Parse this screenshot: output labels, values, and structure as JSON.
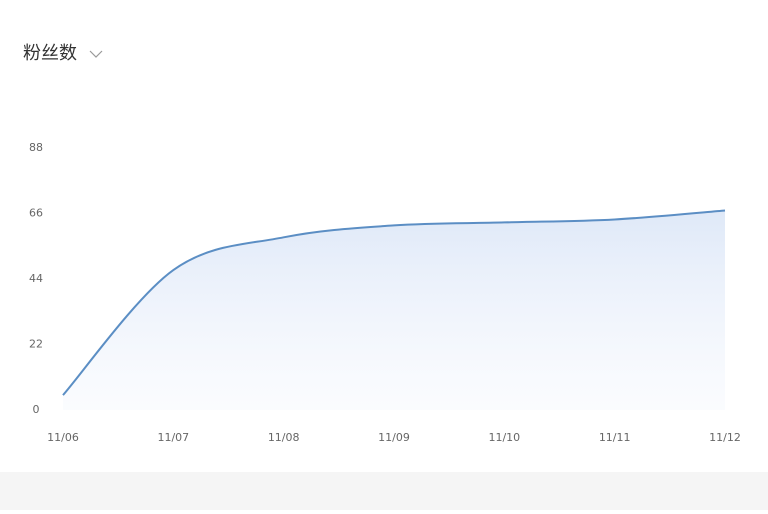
{
  "chart_data": {
    "type": "area",
    "title": "粉丝数",
    "categories": [
      "11/06",
      "11/07",
      "11/08",
      "11/09",
      "11/10",
      "11/11",
      "11/12"
    ],
    "values": [
      5,
      47,
      58,
      62,
      63,
      64,
      67
    ],
    "color": "#5b8ec4",
    "ylim": [
      0,
      88
    ],
    "yticks": [
      0,
      22,
      44,
      66,
      88
    ]
  }
}
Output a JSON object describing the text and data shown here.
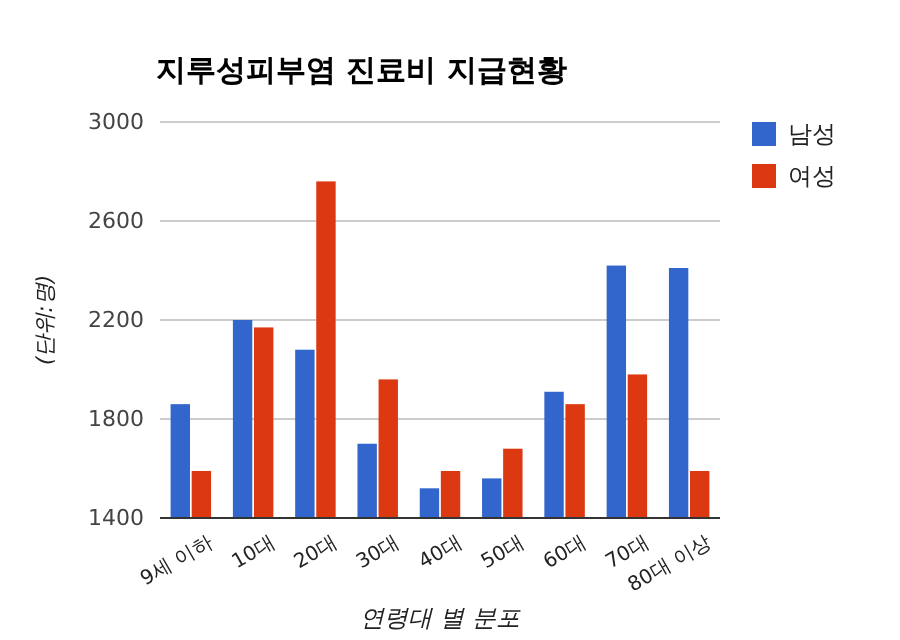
{
  "chart_data": {
    "type": "bar",
    "title": "지루성피부염 진료비 지급현황",
    "xlabel": "연령대 별 분포",
    "ylabel": "(단위:명)",
    "categories": [
      "9세 이하",
      "10대",
      "20대",
      "30대",
      "40대",
      "50대",
      "60대",
      "70대",
      "80대 이상"
    ],
    "series": [
      {
        "name": "남성",
        "color": "#3366cc",
        "values": [
          1860,
          2200,
          2080,
          1700,
          1520,
          1560,
          1910,
          2420,
          2410
        ]
      },
      {
        "name": "여성",
        "color": "#dc3912",
        "values": [
          1590,
          2170,
          2760,
          1960,
          1590,
          1680,
          1860,
          1980,
          1590
        ]
      }
    ],
    "ylim": [
      1400,
      3000
    ],
    "yticks": [
      1400,
      1800,
      2200,
      2600,
      3000
    ],
    "grid": "y",
    "legend": "top right"
  }
}
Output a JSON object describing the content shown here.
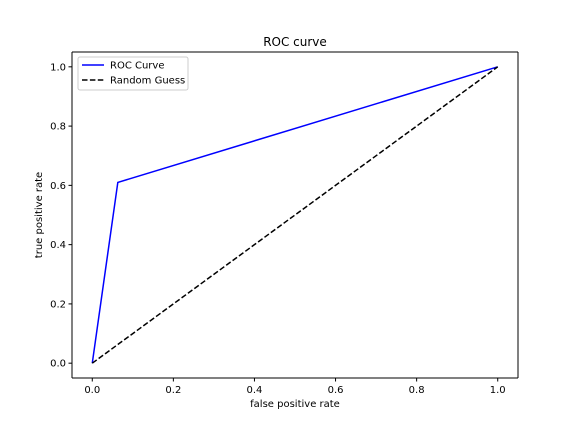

Problem → Output, exactly, all the records above; include no pictures.

Written response →
Parse this screenshot: output labels, values, and structure as JSON.
{
  "chart_data": {
    "type": "area",
    "title": "粉丝数",
    "categories": [
      "11/06",
      "11/07",
      "11/08",
      "11/09",
      "11/10",
      "11/11",
      "11/12"
    ],
    "values": [
      5,
      47,
      58,
      62,
      63,
      64,
      67
    ],
    "color": "#5b8ec4",
    "ylim": [
      0,
      88
    ],
    "yticks": [
      0,
      22,
      44,
      66,
      88
    ]
  }
}
Output a JSON object describing the text and data shown here.
{
  "chart_data": {
    "type": "bar",
    "title": "지루성피부염 진료비 지급현황",
    "xlabel": "연령대 별 분포",
    "ylabel": "(단위:명)",
    "categories": [
      "9세 이하",
      "10대",
      "20대",
      "30대",
      "40대",
      "50대",
      "60대",
      "70대",
      "80대 이상"
    ],
    "series": [
      {
        "name": "남성",
        "color": "#3366cc",
        "values": [
          1860,
          2200,
          2080,
          1700,
          1520,
          1560,
          1910,
          2420,
          2410
        ]
      },
      {
        "name": "여성",
        "color": "#dc3912",
        "values": [
          1590,
          2170,
          2760,
          1960,
          1590,
          1680,
          1860,
          1980,
          1590
        ]
      }
    ],
    "ylim": [
      1400,
      3000
    ],
    "yticks": [
      1400,
      1800,
      2200,
      2600,
      3000
    ],
    "grid": "y",
    "legend": "top right"
  }
}
Output a JSON object describing the content shown here.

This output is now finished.